Work instruction 1: Echo the echocardiography answer key word for word, starting with "14. 354. Answer: A." and going on through "increased myocardial mass.".
Work instruction 2: In the echocardiography answer key, what ratio of noncompacted to compacted wall thickness is given for the patient with noncompaction of the left ventricle?

Text under study:
Acute aortic regurgitation. The Doppler flow suggests premature closure of the mitral valve with lack of A-wave despite being in sinus rhythm. This is pathognomonic of acute AR causing rapidly rising LV diastolic pressure due to failure to accommodate a large acute volume overload. In acute AR, the left atrium would still be contracting but would be unable to eject against an acute increase in afterload. Pulmonary vein flow profile in this patient would show a prominent AR wave and the tricuspid inflow would still have the A-wave. Acute MR and VSD would not eliminate the A-wave unless the patient had a recent episode of atrial fibrillation and the atrium is stunned.

13. 353. Answer: A.

Vegetation in superior vena cava. The image shows large vegetation protruding into the right atrium. This was catheter related causing Staphylococcus bacteremia. Imaging the whole length of the SVC, right atrial endocardium, and the Eustachian valve is extremely important in patients with central catheters or PICC lines with fever or suspected bacteremia.

14. 354. Answer: A.

Noncompaction of the left ventricle. The inferolateral wall of the LV in this patient is heavily trabeculated; noncompacted (trabeculated) to compacted wall thickness ratio is more than 2:1. This is highly indicative of noncompaction of LV myocardium, which is a developmental disorder causing congestive heart failure. In the other three conditions, the LV myocardium would be thicker, either due to infiltration or increased myocardial mass.

15. 355. Answer: A.

Inferior vena cava–right atrium junction. Part of proximal IVC is seen with entry of saline contrast, in the longitudinal plane from a TEE. With this orientation, caudal structures are seen on the left and cephalad structures are seen on the right. This patient has a prominent Eustachian valve, and in a patient with a prominent Eustachian valve, in a low esophageal view, where left atrium is not seen, this junction may be mistaken for an atrial septal defect. This patient was referred from an outside facility with that mistaken diagnosis from a TEE.

16. 356. Answer: A.

Dataset entries:
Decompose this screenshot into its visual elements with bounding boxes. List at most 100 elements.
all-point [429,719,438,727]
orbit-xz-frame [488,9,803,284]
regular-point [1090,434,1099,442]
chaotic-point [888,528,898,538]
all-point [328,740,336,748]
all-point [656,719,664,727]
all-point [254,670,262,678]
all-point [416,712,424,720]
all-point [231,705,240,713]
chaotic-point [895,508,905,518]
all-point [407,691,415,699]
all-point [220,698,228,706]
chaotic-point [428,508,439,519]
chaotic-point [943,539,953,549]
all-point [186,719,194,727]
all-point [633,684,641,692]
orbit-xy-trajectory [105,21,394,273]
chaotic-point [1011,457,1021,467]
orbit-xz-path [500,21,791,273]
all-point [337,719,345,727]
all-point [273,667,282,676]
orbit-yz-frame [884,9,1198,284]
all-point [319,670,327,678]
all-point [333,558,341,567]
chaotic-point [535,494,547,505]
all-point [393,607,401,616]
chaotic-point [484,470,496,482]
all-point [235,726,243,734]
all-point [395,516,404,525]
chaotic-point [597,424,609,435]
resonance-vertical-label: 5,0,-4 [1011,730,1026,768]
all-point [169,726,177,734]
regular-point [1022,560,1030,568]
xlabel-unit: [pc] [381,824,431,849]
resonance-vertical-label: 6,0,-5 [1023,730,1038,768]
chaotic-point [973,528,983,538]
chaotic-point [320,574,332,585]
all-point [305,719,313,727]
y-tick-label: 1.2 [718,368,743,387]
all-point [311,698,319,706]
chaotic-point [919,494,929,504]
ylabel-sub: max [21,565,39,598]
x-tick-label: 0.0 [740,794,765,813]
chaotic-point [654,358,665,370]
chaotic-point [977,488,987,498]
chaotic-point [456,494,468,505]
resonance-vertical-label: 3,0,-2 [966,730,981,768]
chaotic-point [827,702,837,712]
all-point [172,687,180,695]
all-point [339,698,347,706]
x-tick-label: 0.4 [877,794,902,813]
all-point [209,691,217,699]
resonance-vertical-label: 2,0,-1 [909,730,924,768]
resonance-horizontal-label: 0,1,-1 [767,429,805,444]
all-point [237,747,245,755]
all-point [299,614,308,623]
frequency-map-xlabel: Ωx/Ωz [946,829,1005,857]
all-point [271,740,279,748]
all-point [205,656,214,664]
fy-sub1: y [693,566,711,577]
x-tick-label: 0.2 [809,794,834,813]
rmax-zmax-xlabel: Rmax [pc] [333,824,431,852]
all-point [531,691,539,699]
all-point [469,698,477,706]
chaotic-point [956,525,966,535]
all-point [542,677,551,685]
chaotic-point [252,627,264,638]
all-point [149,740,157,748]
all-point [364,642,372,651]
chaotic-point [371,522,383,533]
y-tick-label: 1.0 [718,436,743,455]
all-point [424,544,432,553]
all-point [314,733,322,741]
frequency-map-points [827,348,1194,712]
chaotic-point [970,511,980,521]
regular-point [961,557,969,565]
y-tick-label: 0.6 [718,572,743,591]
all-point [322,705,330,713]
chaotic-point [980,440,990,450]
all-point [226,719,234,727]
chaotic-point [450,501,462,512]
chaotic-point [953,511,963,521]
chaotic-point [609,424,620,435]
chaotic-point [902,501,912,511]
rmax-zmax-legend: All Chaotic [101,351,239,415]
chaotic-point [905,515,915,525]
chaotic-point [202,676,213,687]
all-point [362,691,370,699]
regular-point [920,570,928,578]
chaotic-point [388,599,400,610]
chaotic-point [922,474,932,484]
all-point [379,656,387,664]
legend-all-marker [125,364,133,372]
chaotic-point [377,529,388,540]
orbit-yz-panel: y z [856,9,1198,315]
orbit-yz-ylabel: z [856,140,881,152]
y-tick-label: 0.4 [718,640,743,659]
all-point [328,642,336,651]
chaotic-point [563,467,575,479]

Output 1:
14. 354. Answer: A.

Noncompaction of the left ventricle. The inferolateral wall of the LV in this patient is heavily trabeculated; noncompacted (trabeculated) to compacted wall thickness ratio is more than 2:1. This is highly indicative of noncompaction of LV myocardium, which is a developmental disorder causing congestive heart failure. In the other three conditions, the LV myocardium would be thicker, either due to infiltration or increased myocardial mass.

Output 2: More than 2:1.